== Directions for this task ==
For every line in the data below that contains "JSON", copy the line.

------ Dataset excerpts

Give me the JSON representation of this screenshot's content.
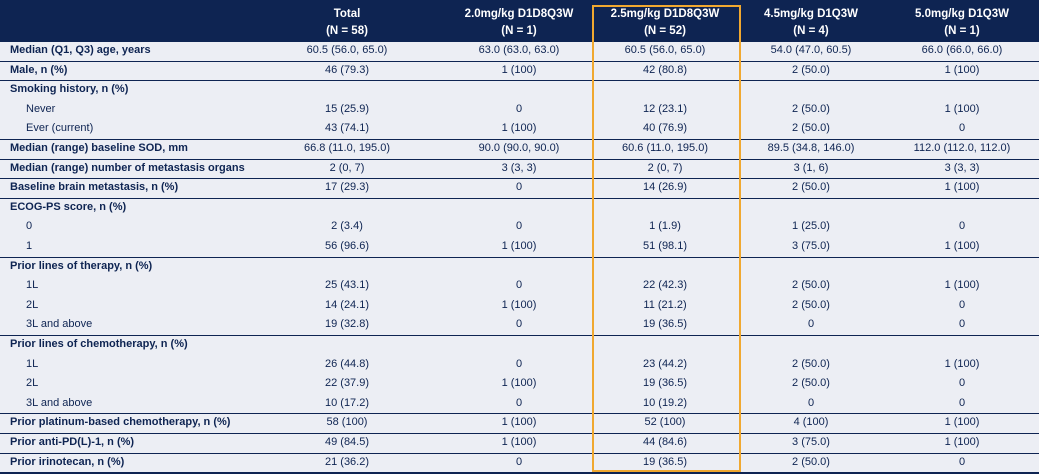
{
  "header": {
    "columns": [
      {
        "label": "Total",
        "n": "(N = 58)"
      },
      {
        "label": "2.0mg/kg D1D8Q3W",
        "n": "(N = 1)"
      },
      {
        "label": "2.5mg/kg D1D8Q3W",
        "n": "(N = 52)"
      },
      {
        "label": "4.5mg/kg D1Q3W",
        "n": "(N = 4)"
      },
      {
        "label": "5.0mg/kg D1Q3W",
        "n": "(N = 1)"
      }
    ]
  },
  "groups": [
    {
      "label": "Median (Q1, Q3) age, years",
      "values": [
        "60.5 (56.0, 65.0)",
        "63.0 (63.0, 63.0)",
        "60.5 (56.0, 65.0)",
        "54.0 (47.0, 60.5)",
        "66.0 (66.0, 66.0)"
      ]
    },
    {
      "label": "Male, n (%)",
      "values": [
        "46 (79.3)",
        "1 (100)",
        "42 (80.8)",
        "2 (50.0)",
        "1 (100)"
      ]
    },
    {
      "label": "Smoking history, n (%)",
      "items": [
        {
          "label": "Never",
          "values": [
            "15 (25.9)",
            "0",
            "12 (23.1)",
            "2 (50.0)",
            "1 (100)"
          ]
        },
        {
          "label": "Ever (current)",
          "values": [
            "43 (74.1)",
            "1 (100)",
            "40 (76.9)",
            "2 (50.0)",
            "0"
          ]
        }
      ]
    },
    {
      "label": "Median (range) baseline SOD, mm",
      "values": [
        "66.8 (11.0, 195.0)",
        "90.0 (90.0, 90.0)",
        "60.6 (11.0, 195.0)",
        "89.5 (34.8, 146.0)",
        "112.0 (112.0, 112.0)"
      ]
    },
    {
      "label": "Median (range) number of metastasis organs",
      "values": [
        "2 (0, 7)",
        "3 (3, 3)",
        "2 (0, 7)",
        "3 (1, 6)",
        "3 (3, 3)"
      ]
    },
    {
      "label": "Baseline brain metastasis, n (%)",
      "values": [
        "17 (29.3)",
        "0",
        "14 (26.9)",
        "2 (50.0)",
        "1 (100)"
      ]
    },
    {
      "label": "ECOG-PS score, n (%)",
      "items": [
        {
          "label": "0",
          "values": [
            "2 (3.4)",
            "0",
            "1 (1.9)",
            "1 (25.0)",
            "0"
          ]
        },
        {
          "label": "1",
          "values": [
            "56 (96.6)",
            "1 (100)",
            "51 (98.1)",
            "3 (75.0)",
            "1 (100)"
          ]
        }
      ]
    },
    {
      "label": "Prior lines of therapy, n (%)",
      "items": [
        {
          "label": "1L",
          "values": [
            "25 (43.1)",
            "0",
            "22 (42.3)",
            "2 (50.0)",
            "1 (100)"
          ]
        },
        {
          "label": "2L",
          "values": [
            "14 (24.1)",
            "1 (100)",
            "11 (21.2)",
            "2 (50.0)",
            "0"
          ]
        },
        {
          "label": "3L and above",
          "values": [
            "19 (32.8)",
            "0",
            "19 (36.5)",
            "0",
            "0"
          ]
        }
      ]
    },
    {
      "label": "Prior lines of chemotherapy, n (%)",
      "items": [
        {
          "label": "1L",
          "values": [
            "26 (44.8)",
            "0",
            "23 (44.2)",
            "2 (50.0)",
            "1 (100)"
          ]
        },
        {
          "label": "2L",
          "values": [
            "22 (37.9)",
            "1 (100)",
            "19 (36.5)",
            "2 (50.0)",
            "0"
          ]
        },
        {
          "label": "3L and above",
          "values": [
            "10 (17.2)",
            "0",
            "10 (19.2)",
            "0",
            "0"
          ]
        }
      ]
    },
    {
      "label": "Prior platinum-based chemotherapy, n (%)",
      "values": [
        "58 (100)",
        "1 (100)",
        "52 (100)",
        "4 (100)",
        "1 (100)"
      ]
    },
    {
      "label": "Prior anti-PD(L)-1, n (%)",
      "values": [
        "49 (84.5)",
        "1 (100)",
        "44 (84.6)",
        "3 (75.0)",
        "1 (100)"
      ]
    },
    {
      "label": "Prior irinotecan, n (%)",
      "values": [
        "21 (36.2)",
        "0",
        "19 (36.5)",
        "2 (50.0)",
        "0"
      ]
    }
  ]
}
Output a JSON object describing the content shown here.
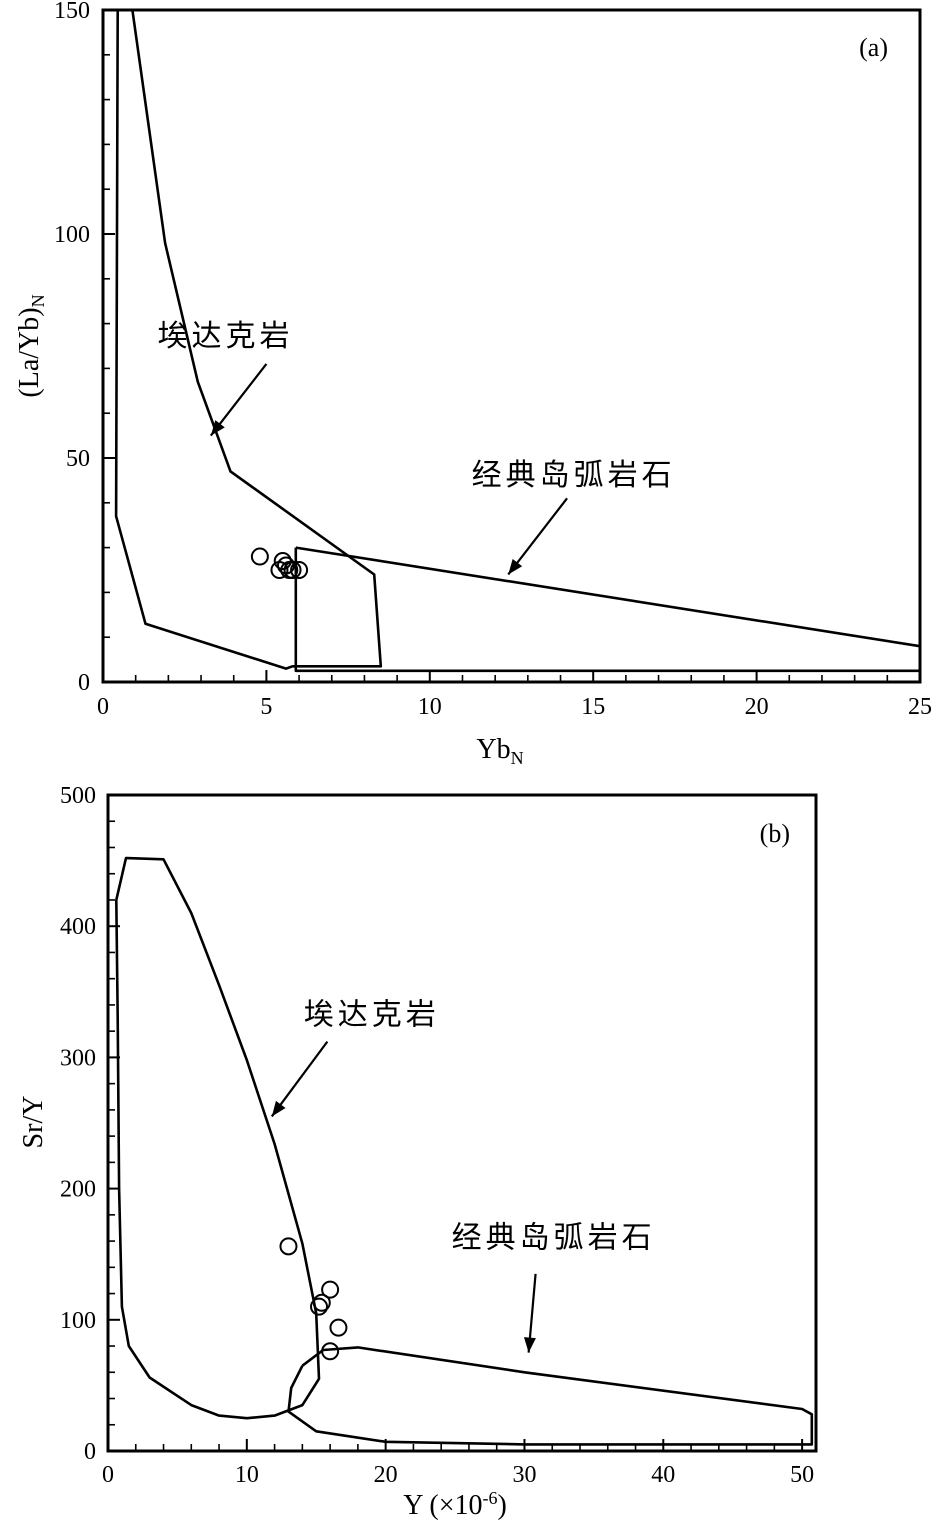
{
  "chart_data": [
    {
      "id": "a",
      "type": "scatter",
      "panel_label": "(a)",
      "xlabel": "Yb",
      "xlabel_sub": "N",
      "ylabel": "(La/Yb)",
      "ylabel_sub": "N",
      "xlim": [
        0,
        25
      ],
      "ylim": [
        0,
        150
      ],
      "xticks": [
        0,
        5,
        10,
        15,
        20,
        25
      ],
      "yticks": [
        0,
        50,
        100,
        150
      ],
      "grid": false,
      "points": [
        {
          "x": 4.8,
          "y": 28
        },
        {
          "x": 5.4,
          "y": 25
        },
        {
          "x": 5.5,
          "y": 27
        },
        {
          "x": 5.6,
          "y": 26
        },
        {
          "x": 5.7,
          "y": 25
        },
        {
          "x": 5.8,
          "y": 25
        },
        {
          "x": 6.0,
          "y": 25
        }
      ],
      "fields": [
        {
          "label": "埃达克岩",
          "points": [
            [
              0.9,
              150
            ],
            [
              1.9,
              98
            ],
            [
              2.9,
              67
            ],
            [
              3.9,
              47
            ],
            [
              8.3,
              24
            ],
            [
              8.5,
              3.5
            ],
            [
              5.8,
              3.5
            ],
            [
              5.6,
              3
            ],
            [
              1.3,
              13
            ],
            [
              0.4,
              37
            ],
            [
              0.45,
              150
            ]
          ]
        },
        {
          "label": "经典岛弧岩石",
          "points": [
            [
              5.9,
              30
            ],
            [
              25,
              8
            ],
            [
              25,
              2.5
            ],
            [
              5.9,
              2.5
            ],
            [
              5.9,
              30
            ]
          ]
        }
      ],
      "annotations": [
        {
          "text": "埃达克岩",
          "x": 3.75,
          "y": 75,
          "arrow_from": [
            5.0,
            71
          ],
          "arrow_to": [
            3.3,
            55
          ]
        },
        {
          "text": "经典岛弧岩石",
          "x": 14.4,
          "y": 44,
          "arrow_from": [
            14.2,
            41
          ],
          "arrow_to": [
            12.4,
            24
          ]
        }
      ]
    },
    {
      "id": "b",
      "type": "scatter",
      "panel_label": "(b)",
      "xlabel": "Y (×10",
      "xlabel_sup": "-6",
      "xlabel_end": ")",
      "ylabel": "Sr/Y",
      "xlim": [
        0,
        51
      ],
      "ylim": [
        0,
        500
      ],
      "xticks": [
        0,
        10,
        20,
        30,
        40,
        50
      ],
      "yticks": [
        0,
        100,
        200,
        300,
        400,
        500
      ],
      "grid": false,
      "points": [
        {
          "x": 13.0,
          "y": 156
        },
        {
          "x": 15.2,
          "y": 110
        },
        {
          "x": 15.4,
          "y": 113
        },
        {
          "x": 16.0,
          "y": 123
        },
        {
          "x": 16.6,
          "y": 94
        },
        {
          "x": 16.0,
          "y": 76
        }
      ],
      "fields": [
        {
          "label": "埃达克岩",
          "points": [
            [
              0.6,
              420
            ],
            [
              1.3,
              452
            ],
            [
              4.0,
              451
            ],
            [
              6.0,
              410
            ],
            [
              8.0,
              355
            ],
            [
              10.0,
              298
            ],
            [
              12.0,
              234
            ],
            [
              14.0,
              158
            ],
            [
              15.0,
              105
            ],
            [
              15.2,
              55
            ],
            [
              14.0,
              35
            ],
            [
              12.0,
              27
            ],
            [
              10.0,
              25
            ],
            [
              8.0,
              27
            ],
            [
              6.0,
              35
            ],
            [
              3.0,
              56
            ],
            [
              1.5,
              80
            ],
            [
              1.0,
              110
            ],
            [
              0.8,
              200
            ],
            [
              0.7,
              330
            ],
            [
              0.6,
              420
            ]
          ]
        },
        {
          "label": "经典岛弧岩石",
          "points": [
            [
              14.0,
              65
            ],
            [
              15.5,
              77
            ],
            [
              18.0,
              79
            ],
            [
              30.0,
              60
            ],
            [
              50.0,
              32
            ],
            [
              50.7,
              28
            ],
            [
              50.7,
              5
            ],
            [
              30.0,
              5
            ],
            [
              20.0,
              7
            ],
            [
              15.0,
              15
            ],
            [
              13.0,
              30
            ],
            [
              13.2,
              48
            ],
            [
              14.0,
              65
            ]
          ]
        }
      ],
      "annotations": [
        {
          "text": "埃达克岩",
          "x": 19.0,
          "y": 325,
          "arrow_from": [
            15.8,
            312
          ],
          "arrow_to": [
            11.8,
            255
          ]
        },
        {
          "text": "经典岛弧岩石",
          "x": 32.1,
          "y": 155,
          "arrow_from": [
            30.8,
            135
          ],
          "arrow_to": [
            30.3,
            75
          ]
        }
      ]
    }
  ]
}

------------

== Reply ==
Give me the JSON representation of this screenshot's content.
Output a JSON object describing the content shown here.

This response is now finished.